### Records

━━━━━━━━

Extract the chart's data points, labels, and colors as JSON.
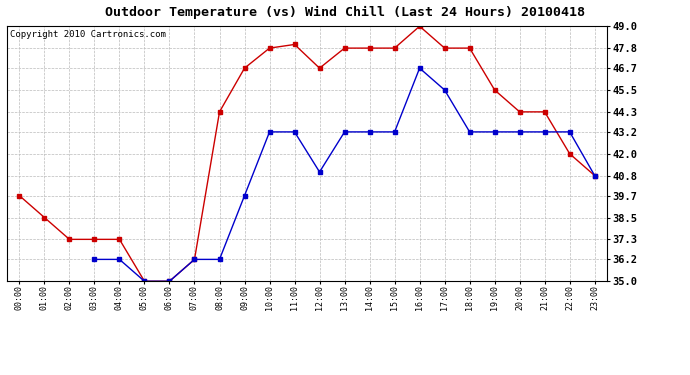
{
  "title": "Outdoor Temperature (vs) Wind Chill (Last 24 Hours) 20100418",
  "copyright": "Copyright 2010 Cartronics.com",
  "hours": [
    "00:00",
    "01:00",
    "02:00",
    "03:00",
    "04:00",
    "05:00",
    "06:00",
    "07:00",
    "08:00",
    "09:00",
    "10:00",
    "11:00",
    "12:00",
    "13:00",
    "14:00",
    "15:00",
    "16:00",
    "17:00",
    "18:00",
    "19:00",
    "20:00",
    "21:00",
    "22:00",
    "23:00"
  ],
  "temp": [
    39.7,
    38.5,
    37.3,
    37.3,
    37.3,
    35.0,
    35.0,
    36.2,
    44.3,
    46.7,
    47.8,
    48.0,
    46.7,
    47.8,
    47.8,
    47.8,
    49.0,
    47.8,
    47.8,
    45.5,
    44.3,
    44.3,
    42.0,
    40.8
  ],
  "windchill": [
    null,
    null,
    null,
    36.2,
    36.2,
    35.0,
    35.0,
    36.2,
    36.2,
    39.7,
    43.2,
    43.2,
    41.0,
    43.2,
    43.2,
    43.2,
    46.7,
    45.5,
    43.2,
    43.2,
    43.2,
    43.2,
    43.2,
    40.8
  ],
  "temp_color": "#cc0000",
  "windchill_color": "#0000cc",
  "bg_color": "#ffffff",
  "plot_bg_color": "#ffffff",
  "grid_color": "#bbbbbb",
  "ylim": [
    35.0,
    49.0
  ],
  "yticks": [
    35.0,
    36.2,
    37.3,
    38.5,
    39.7,
    40.8,
    42.0,
    43.2,
    44.3,
    45.5,
    46.7,
    47.8,
    49.0
  ],
  "title_fontsize": 9.5,
  "copyright_fontsize": 6.5,
  "xtick_fontsize": 6.0,
  "ytick_fontsize": 7.5
}
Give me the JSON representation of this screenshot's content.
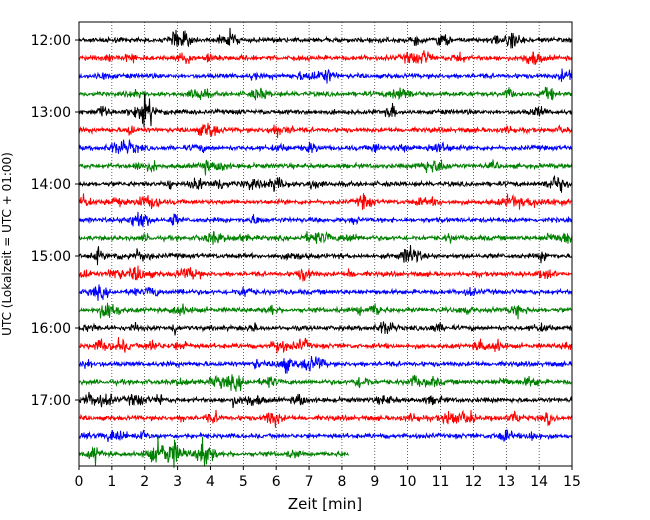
{
  "chart_data": {
    "type": "line",
    "title": "",
    "xlabel": "Zeit  [min]",
    "ylabel": "UTC (Lokalzeit = UTC + 01:00)",
    "xlim": [
      0,
      15
    ],
    "x_ticks": [
      "0",
      "1",
      "2",
      "3",
      "4",
      "5",
      "6",
      "7",
      "8",
      "9",
      "10",
      "11",
      "12",
      "13",
      "14",
      "15"
    ],
    "y_ticks": [
      "12:00",
      "13:00",
      "14:00",
      "15:00",
      "16:00",
      "17:00"
    ],
    "grid": "vertical dotted",
    "trace_interval_minutes": 15,
    "colors": [
      "#000000",
      "#ff0000",
      "#0000ff",
      "#008000"
    ],
    "series": [
      {
        "start": "12:00",
        "color": "#000000",
        "x_end": 15
      },
      {
        "start": "12:15",
        "color": "#ff0000",
        "x_end": 15
      },
      {
        "start": "12:30",
        "color": "#0000ff",
        "x_end": 15
      },
      {
        "start": "12:45",
        "color": "#008000",
        "x_end": 15
      },
      {
        "start": "13:00",
        "color": "#000000",
        "x_end": 15
      },
      {
        "start": "13:15",
        "color": "#ff0000",
        "x_end": 15
      },
      {
        "start": "13:30",
        "color": "#0000ff",
        "x_end": 15
      },
      {
        "start": "13:45",
        "color": "#008000",
        "x_end": 15
      },
      {
        "start": "14:00",
        "color": "#000000",
        "x_end": 15
      },
      {
        "start": "14:15",
        "color": "#ff0000",
        "x_end": 15
      },
      {
        "start": "14:30",
        "color": "#0000ff",
        "x_end": 15
      },
      {
        "start": "14:45",
        "color": "#008000",
        "x_end": 15
      },
      {
        "start": "15:00",
        "color": "#000000",
        "x_end": 15
      },
      {
        "start": "15:15",
        "color": "#ff0000",
        "x_end": 15
      },
      {
        "start": "15:30",
        "color": "#0000ff",
        "x_end": 15
      },
      {
        "start": "15:45",
        "color": "#008000",
        "x_end": 15
      },
      {
        "start": "16:00",
        "color": "#000000",
        "x_end": 15
      },
      {
        "start": "16:15",
        "color": "#ff0000",
        "x_end": 15
      },
      {
        "start": "16:30",
        "color": "#0000ff",
        "x_end": 15
      },
      {
        "start": "16:45",
        "color": "#008000",
        "x_end": 15
      },
      {
        "start": "17:00",
        "color": "#000000",
        "x_end": 15
      },
      {
        "start": "17:15",
        "color": "#ff0000",
        "x_end": 15
      },
      {
        "start": "17:30",
        "color": "#0000ff",
        "x_end": 15
      },
      {
        "start": "17:45",
        "color": "#008000",
        "x_end": 8.2
      }
    ]
  }
}
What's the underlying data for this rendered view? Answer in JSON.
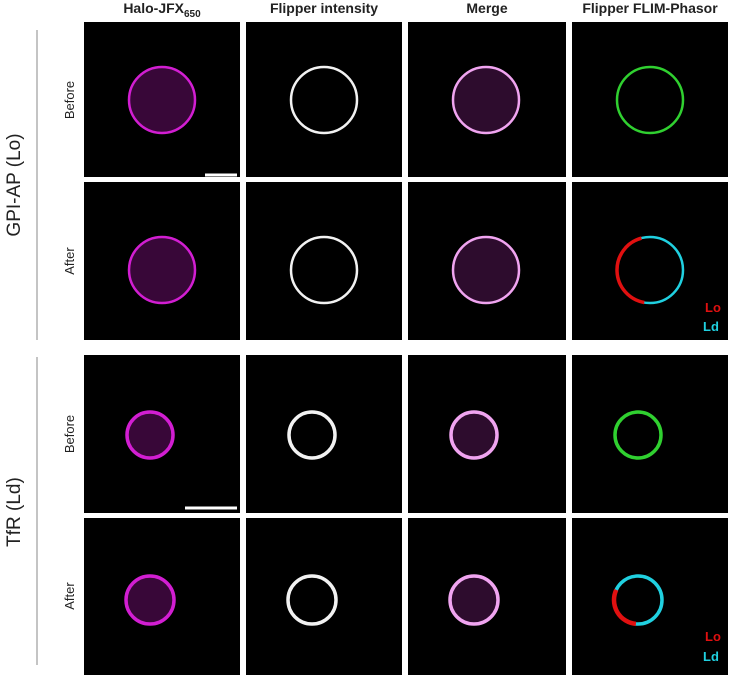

━━━━━━━━

### Exercise prompt
Output all of the data exactly as it stands, minus any images.

### The result
Extract the chart's data points, labels, and colors as JSON.
{
  "title": "Outdoor Temperature (vs) Wind Chill (Last 24 Hours) 20100418",
  "copyright": "Copyright 2010 Cartronics.com",
  "hours": [
    "00:00",
    "01:00",
    "02:00",
    "03:00",
    "04:00",
    "05:00",
    "06:00",
    "07:00",
    "08:00",
    "09:00",
    "10:00",
    "11:00",
    "12:00",
    "13:00",
    "14:00",
    "15:00",
    "16:00",
    "17:00",
    "18:00",
    "19:00",
    "20:00",
    "21:00",
    "22:00",
    "23:00"
  ],
  "temp": [
    39.7,
    38.5,
    37.3,
    37.3,
    37.3,
    35.0,
    35.0,
    36.2,
    44.3,
    46.7,
    47.8,
    48.0,
    46.7,
    47.8,
    47.8,
    47.8,
    49.0,
    47.8,
    47.8,
    45.5,
    44.3,
    44.3,
    42.0,
    40.8
  ],
  "windchill": [
    null,
    null,
    null,
    36.2,
    36.2,
    35.0,
    35.0,
    36.2,
    36.2,
    39.7,
    43.2,
    43.2,
    41.0,
    43.2,
    43.2,
    43.2,
    46.7,
    45.5,
    43.2,
    43.2,
    43.2,
    43.2,
    43.2,
    40.8
  ],
  "temp_color": "#cc0000",
  "windchill_color": "#0000cc",
  "bg_color": "#ffffff",
  "plot_bg_color": "#ffffff",
  "grid_color": "#bbbbbb",
  "ylim": [
    35.0,
    49.0
  ],
  "yticks": [
    35.0,
    36.2,
    37.3,
    38.5,
    39.7,
    40.8,
    42.0,
    43.2,
    44.3,
    45.5,
    46.7,
    47.8,
    49.0
  ],
  "title_fontsize": 9.5,
  "copyright_fontsize": 6.5,
  "xtick_fontsize": 6.0,
  "ytick_fontsize": 7.5
}
Give me the JSON representation of this screenshot's content.
{
  "chart_data": {
    "type": "line",
    "title": "",
    "xlabel": "Zeit  [min]",
    "ylabel": "UTC (Lokalzeit = UTC + 01:00)",
    "xlim": [
      0,
      15
    ],
    "x_ticks": [
      "0",
      "1",
      "2",
      "3",
      "4",
      "5",
      "6",
      "7",
      "8",
      "9",
      "10",
      "11",
      "12",
      "13",
      "14",
      "15"
    ],
    "y_ticks": [
      "12:00",
      "13:00",
      "14:00",
      "15:00",
      "16:00",
      "17:00"
    ],
    "grid": "vertical dotted",
    "trace_interval_minutes": 15,
    "colors": [
      "#000000",
      "#ff0000",
      "#0000ff",
      "#008000"
    ],
    "series": [
      {
        "start": "12:00",
        "color": "#000000",
        "x_end": 15
      },
      {
        "start": "12:15",
        "color": "#ff0000",
        "x_end": 15
      },
      {
        "start": "12:30",
        "color": "#0000ff",
        "x_end": 15
      },
      {
        "start": "12:45",
        "color": "#008000",
        "x_end": 15
      },
      {
        "start": "13:00",
        "color": "#000000",
        "x_end": 15
      },
      {
        "start": "13:15",
        "color": "#ff0000",
        "x_end": 15
      },
      {
        "start": "13:30",
        "color": "#0000ff",
        "x_end": 15
      },
      {
        "start": "13:45",
        "color": "#008000",
        "x_end": 15
      },
      {
        "start": "14:00",
        "color": "#000000",
        "x_end": 15
      },
      {
        "start": "14:15",
        "color": "#ff0000",
        "x_end": 15
      },
      {
        "start": "14:30",
        "color": "#0000ff",
        "x_end": 15
      },
      {
        "start": "14:45",
        "color": "#008000",
        "x_end": 15
      },
      {
        "start": "15:00",
        "color": "#000000",
        "x_end": 15
      },
      {
        "start": "15:15",
        "color": "#ff0000",
        "x_end": 15
      },
      {
        "start": "15:30",
        "color": "#0000ff",
        "x_end": 15
      },
      {
        "start": "15:45",
        "color": "#008000",
        "x_end": 15
      },
      {
        "start": "16:00",
        "color": "#000000",
        "x_end": 15
      },
      {
        "start": "16:15",
        "color": "#ff0000",
        "x_end": 15
      },
      {
        "start": "16:30",
        "color": "#0000ff",
        "x_end": 15
      },
      {
        "start": "16:45",
        "color": "#008000",
        "x_end": 15
      },
      {
        "start": "17:00",
        "color": "#000000",
        "x_end": 15
      },
      {
        "start": "17:15",
        "color": "#ff0000",
        "x_end": 15
      },
      {
        "start": "17:30",
        "color": "#0000ff",
        "x_end": 15
      },
      {
        "start": "17:45",
        "color": "#008000",
        "x_end": 8.2
      }
    ]
  }
}
What's the underlying data for this rendered view? Answer in JSON.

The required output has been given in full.